⟨

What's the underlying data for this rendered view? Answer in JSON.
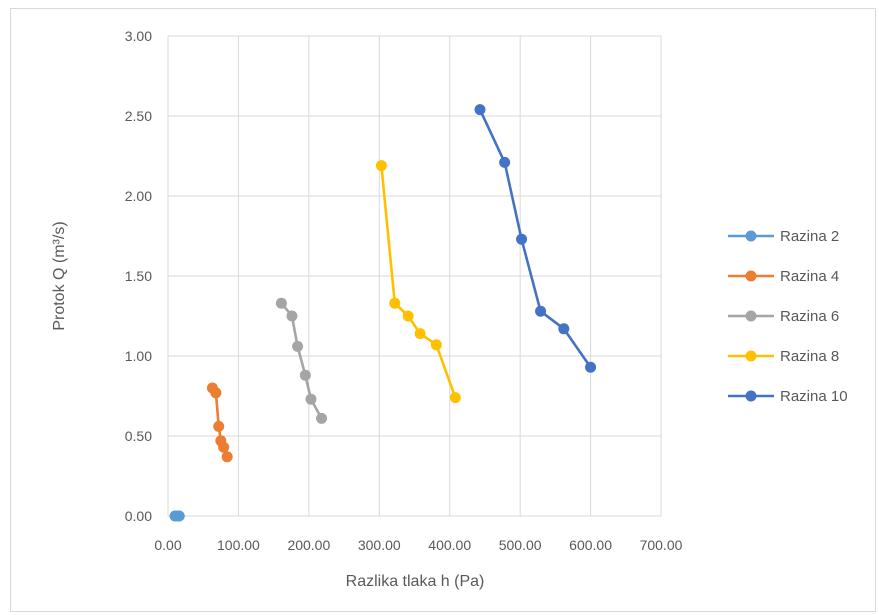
{
  "chart_data": {
    "type": "scatter",
    "xlabel": "Razlika tlaka  h (Pa)",
    "ylabel": "Protok Q (m³/s)",
    "xlim": [
      0,
      700
    ],
    "ylim": [
      0,
      3
    ],
    "x_ticks": [
      "0.00",
      "100.00",
      "200.00",
      "300.00",
      "400.00",
      "500.00",
      "600.00",
      "700.00"
    ],
    "y_ticks": [
      "0.00",
      "0.50",
      "1.00",
      "1.50",
      "2.00",
      "2.50",
      "3.00"
    ],
    "grid": true,
    "legend_position": "right",
    "series": [
      {
        "name": "Razina 2",
        "color": "#5B9BD5",
        "points": [
          [
            10,
            0
          ],
          [
            13,
            0
          ],
          [
            16,
            0
          ]
        ]
      },
      {
        "name": "Razina 4",
        "color": "#ED7D31",
        "points": [
          [
            63,
            0.8
          ],
          [
            68,
            0.77
          ],
          [
            72,
            0.56
          ],
          [
            75,
            0.47
          ],
          [
            79,
            0.43
          ],
          [
            84,
            0.37
          ]
        ]
      },
      {
        "name": "Razina 6",
        "color": "#A5A5A5",
        "points": [
          [
            161,
            1.33
          ],
          [
            176,
            1.25
          ],
          [
            184,
            1.06
          ],
          [
            195,
            0.88
          ],
          [
            203,
            0.73
          ],
          [
            218,
            0.61
          ]
        ]
      },
      {
        "name": "Razina 8",
        "color": "#FFC000",
        "points": [
          [
            303,
            2.19
          ],
          [
            322,
            1.33
          ],
          [
            341,
            1.25
          ],
          [
            358,
            1.14
          ],
          [
            381,
            1.07
          ],
          [
            408,
            0.74
          ]
        ]
      },
      {
        "name": "Razina 10",
        "color": "#4472C4",
        "points": [
          [
            443,
            2.54
          ],
          [
            478,
            2.21
          ],
          [
            502,
            1.73
          ],
          [
            529,
            1.28
          ],
          [
            562,
            1.17
          ],
          [
            600,
            0.93
          ]
        ]
      }
    ]
  }
}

⟩

* _YOUR INSTRUCTIONS_: Repeat each entry exactly. Pictures do not belong in the copy.

* _RESULT_:
What's the underlying data for this rendered view? Answer in JSON.
{
  "chart_data": {
    "type": "scatter",
    "xlabel": "Razlika tlaka  h (Pa)",
    "ylabel": "Protok Q (m³/s)",
    "xlim": [
      0,
      700
    ],
    "ylim": [
      0,
      3
    ],
    "x_ticks": [
      "0.00",
      "100.00",
      "200.00",
      "300.00",
      "400.00",
      "500.00",
      "600.00",
      "700.00"
    ],
    "y_ticks": [
      "0.00",
      "0.50",
      "1.00",
      "1.50",
      "2.00",
      "2.50",
      "3.00"
    ],
    "grid": true,
    "legend_position": "right",
    "series": [
      {
        "name": "Razina 2",
        "color": "#5B9BD5",
        "points": [
          [
            10,
            0
          ],
          [
            13,
            0
          ],
          [
            16,
            0
          ]
        ]
      },
      {
        "name": "Razina 4",
        "color": "#ED7D31",
        "points": [
          [
            63,
            0.8
          ],
          [
            68,
            0.77
          ],
          [
            72,
            0.56
          ],
          [
            75,
            0.47
          ],
          [
            79,
            0.43
          ],
          [
            84,
            0.37
          ]
        ]
      },
      {
        "name": "Razina 6",
        "color": "#A5A5A5",
        "points": [
          [
            161,
            1.33
          ],
          [
            176,
            1.25
          ],
          [
            184,
            1.06
          ],
          [
            195,
            0.88
          ],
          [
            203,
            0.73
          ],
          [
            218,
            0.61
          ]
        ]
      },
      {
        "name": "Razina 8",
        "color": "#FFC000",
        "points": [
          [
            303,
            2.19
          ],
          [
            322,
            1.33
          ],
          [
            341,
            1.25
          ],
          [
            358,
            1.14
          ],
          [
            381,
            1.07
          ],
          [
            408,
            0.74
          ]
        ]
      },
      {
        "name": "Razina 10",
        "color": "#4472C4",
        "points": [
          [
            443,
            2.54
          ],
          [
            478,
            2.21
          ],
          [
            502,
            1.73
          ],
          [
            529,
            1.28
          ],
          [
            562,
            1.17
          ],
          [
            600,
            0.93
          ]
        ]
      }
    ]
  }
}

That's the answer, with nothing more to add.